───── INFORMATION GIVEN
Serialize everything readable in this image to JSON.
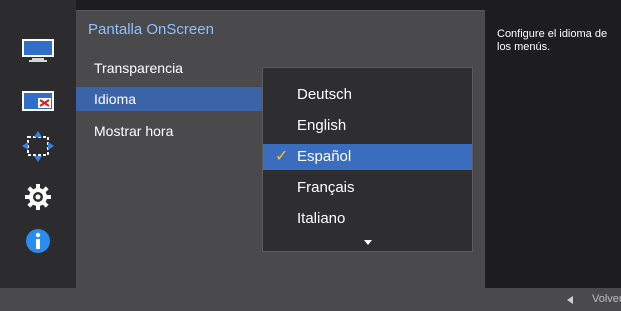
{
  "panel": {
    "title": "Pantalla OnScreen"
  },
  "menu": {
    "items": [
      {
        "label": "Transparencia"
      },
      {
        "label": "Idioma",
        "selected": true
      },
      {
        "label": "Mostrar hora"
      }
    ]
  },
  "dropdown": {
    "options": [
      "Deutsch",
      "English",
      "Español",
      "Français",
      "Italiano"
    ],
    "selected": "Español",
    "check_glyph": "✓",
    "more_indicator": "chevron-down-icon"
  },
  "help": {
    "text": "Configure el idioma de los menús."
  },
  "footer": {
    "back_label": "Volver"
  },
  "sidebar": {
    "icons": [
      "monitor-icon",
      "picture-in-picture-icon",
      "position-size-icon",
      "settings-gear-icon",
      "info-icon"
    ]
  },
  "colors": {
    "title_accent": "#8ec0ff",
    "selection": "#3b6dbf",
    "check": "#f2c230"
  }
}
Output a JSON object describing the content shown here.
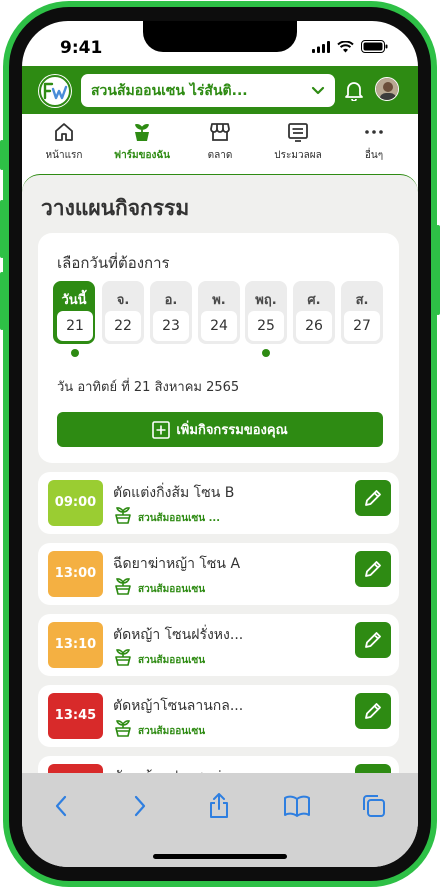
{
  "status": {
    "time": "9:41"
  },
  "header": {
    "farm_name": "สวนส้มออนเซน ไร่สันติ..."
  },
  "tabs": [
    {
      "label": "หน้าแรก",
      "icon": "home-icon"
    },
    {
      "label": "ฟาร์มของฉัน",
      "icon": "plant-pot-icon",
      "active": true
    },
    {
      "label": "ตลาด",
      "icon": "store-icon"
    },
    {
      "label": "ประมวลผล",
      "icon": "list-icon"
    },
    {
      "label": "อื่นๆ",
      "icon": "more-icon"
    }
  ],
  "page_title": "วางแผนกิจกรรม",
  "date_picker": {
    "title": "เลือกวันที่ต้องการ",
    "days": [
      {
        "name": "วันนี้",
        "num": "21",
        "active": true,
        "has_event": true
      },
      {
        "name": "จ.",
        "num": "22"
      },
      {
        "name": "อ.",
        "num": "23"
      },
      {
        "name": "พ.",
        "num": "24"
      },
      {
        "name": "พฤ.",
        "num": "25",
        "has_event": true
      },
      {
        "name": "ศ.",
        "num": "26"
      },
      {
        "name": "ส.",
        "num": "27"
      }
    ],
    "selected_date": "วัน อาทิตย์ ที่ 21 สิงหาคม 2565",
    "add_button": "เพิ่มกิจกรรมของคุณ"
  },
  "activities": [
    {
      "time": "09:00",
      "title": "ตัดแต่งกิ่งส้ม โซน B",
      "farm": "สวนส้มออนเซน ...",
      "color": "#9acd32"
    },
    {
      "time": "13:00",
      "title": "ฉีดยาฆ่าหญ้า โซน A",
      "farm": "สวนส้มออนเซน",
      "color": "#f4b042"
    },
    {
      "time": "13:10",
      "title": "ตัดหญ้า โซนฝรั่งหง...",
      "farm": "สวนส้มออนเซน",
      "color": "#f4b042"
    },
    {
      "time": "13:45",
      "title": "ตัดหญ้าโซนลานกล...",
      "farm": "สวนส้มออนเซน",
      "color": "#d82a2a"
    },
    {
      "time": "",
      "title": "ตัดหญ้าแปลงชมพู่...",
      "farm": "",
      "color": "#d82a2a"
    }
  ],
  "colors": {
    "brand": "#2e8b13",
    "frame": "#2ec046"
  },
  "safari": [
    "back-icon",
    "forward-icon",
    "share-icon",
    "bookmarks-icon",
    "tabs-icon"
  ]
}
──────────
In the listing, find every line containing the word "time" and list it.

    "time": "9:41"
      "time": "09:00",
      "time": "13:00",
      "time": "13:10",
      "time": "13:45",
      "time": "",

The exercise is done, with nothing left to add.